» Set exercise
Print the records again, character for character.

Stored items
◇ ◇ ◇ ◇
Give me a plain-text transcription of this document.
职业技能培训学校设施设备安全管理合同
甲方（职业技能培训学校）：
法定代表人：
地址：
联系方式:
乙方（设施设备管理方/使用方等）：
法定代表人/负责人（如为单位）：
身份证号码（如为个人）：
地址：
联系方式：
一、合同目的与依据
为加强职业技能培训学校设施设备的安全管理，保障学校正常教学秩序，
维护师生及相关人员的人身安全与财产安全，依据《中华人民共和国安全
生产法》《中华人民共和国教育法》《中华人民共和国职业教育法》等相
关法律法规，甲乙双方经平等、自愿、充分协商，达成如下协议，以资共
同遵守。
◇ ◇ ◇ ◇
» Output for this task
Give me a plain-text transcription of this document.
职业技能培训学校设施设备安全管理合同
甲方（职业技能培训学校）：
法定代表人：
地址：
联系方式:
乙方（设施设备管理方/使用方等）：
法定代表人/负责人（如为单位）：
身份证号码（如为个人）：
地址：
联系方式：
一、合同目的与依据
为加强职业技能培训学校设施设备的安全管理，保障学校正常教学秩序，
维护师生及相关人员的人身安全与财产安全，依据《中华人民共和国安全
生产法》《中华人民共和国教育法》《中华人民共和国职业教育法》等相
关法律法规，甲乙双方经平等、自愿、充分协商，达成如下协议，以资共
同遵守。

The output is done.